TASK DIRECTIONS:
Pictures don't belong in the copy; print all the records exactly.

DATASET RECORDS:
☆ ☆ ☆ ☆ ☆

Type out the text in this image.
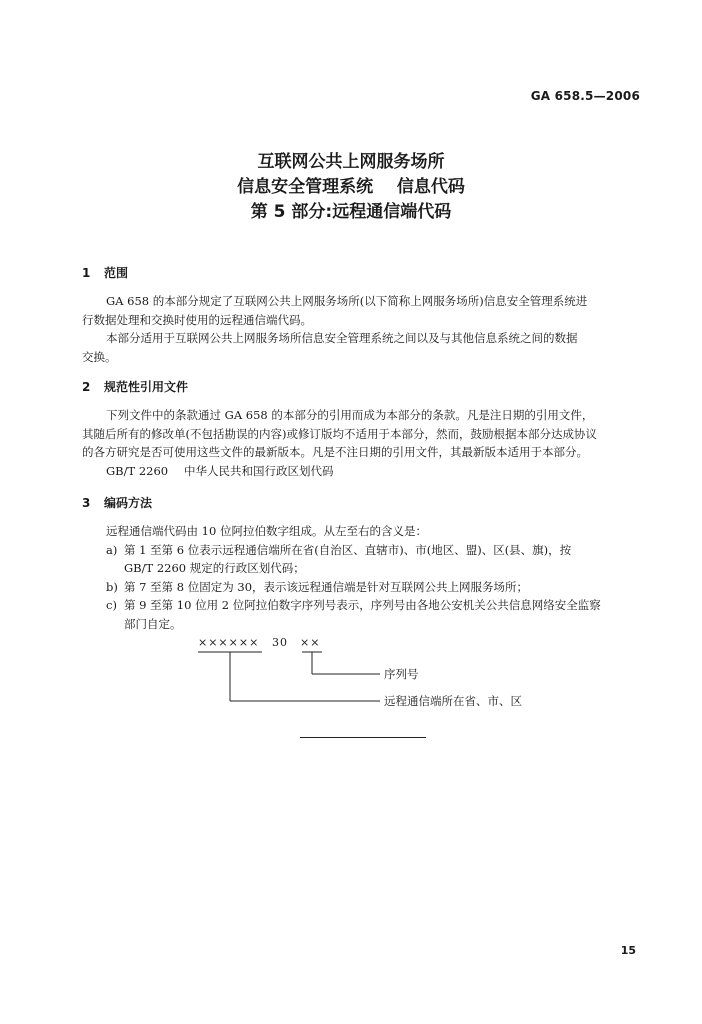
GA 658.5—2006
互联网公共上网服务场所
信息安全管理系统    信息代码
第 5 部分:远程通信端代码
1 范围
GA 658 的本部分规定了互联网公共上网服务场所(以下简称上网服务场所)信息安全管理系统进
行数据处理和交换时使用的远程通信端代码。
本部分适用于互联网公共上网服务场所信息安全管理系统之间以及与其他信息系统之间的数据
交换。
2 规范性引用文件
下列文件中的条款通过 GA 658 的本部分的引用而成为本部分的条款。凡是注日期的引用文件，
其随后所有的修改单(不包括勘误的内容)或修订版均不适用于本部分，然而，鼓励根据本部分达成协议
的各方研究是否可使用这些文件的最新版本。凡是不注日期的引用文件，其最新版本适用于本部分。
GB/T 2260 中华人民共和国行政区划代码
3 编码方法
远程通信端代码由 10 位阿拉伯数字组成。从左至右的含义是：
a) 第 1 至第 6 位表示远程通信端所在省(自治区、直辖市)、市(地区、盟)、区(县、旗)，按
GB/T 2260 规定的行政区划代码；
b) 第 7 至第 8 位固定为 30，表示该远程通信端是针对互联网公共上网服务场所；
c) 第 9 至第 10 位用 2 位阿拉伯数字序列号表示，序列号由各地公安机关公共信息网络安全监察
部门自定。
×××××× 30 ××
序列号
远程通信端所在省、市、区
15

☆ ☆ ☆ ☆ ☆

FINAL RESULT:
Type out the text in this image.
GA 658.5—2006
互联网公共上网服务场所
信息安全管理系统    信息代码
第 5 部分:远程通信端代码
1 范围
GA 658 的本部分规定了互联网公共上网服务场所(以下简称上网服务场所)信息安全管理系统进
行数据处理和交换时使用的远程通信端代码。
本部分适用于互联网公共上网服务场所信息安全管理系统之间以及与其他信息系统之间的数据
交换。
2 规范性引用文件
下列文件中的条款通过 GA 658 的本部分的引用而成为本部分的条款。凡是注日期的引用文件，
其随后所有的修改单(不包括勘误的内容)或修订版均不适用于本部分，然而，鼓励根据本部分达成协议
的各方研究是否可使用这些文件的最新版本。凡是不注日期的引用文件，其最新版本适用于本部分。
GB/T 2260 中华人民共和国行政区划代码
3 编码方法
远程通信端代码由 10 位阿拉伯数字组成。从左至右的含义是：
a) 第 1 至第 6 位表示远程通信端所在省(自治区、直辖市)、市(地区、盟)、区(县、旗)，按
GB/T 2260 规定的行政区划代码；
b) 第 7 至第 8 位固定为 30，表示该远程通信端是针对互联网公共上网服务场所；
c) 第 9 至第 10 位用 2 位阿拉伯数字序列号表示，序列号由各地公安机关公共信息网络安全监察
部门自定。
×××××× 30 ××
序列号
远程通信端所在省、市、区
15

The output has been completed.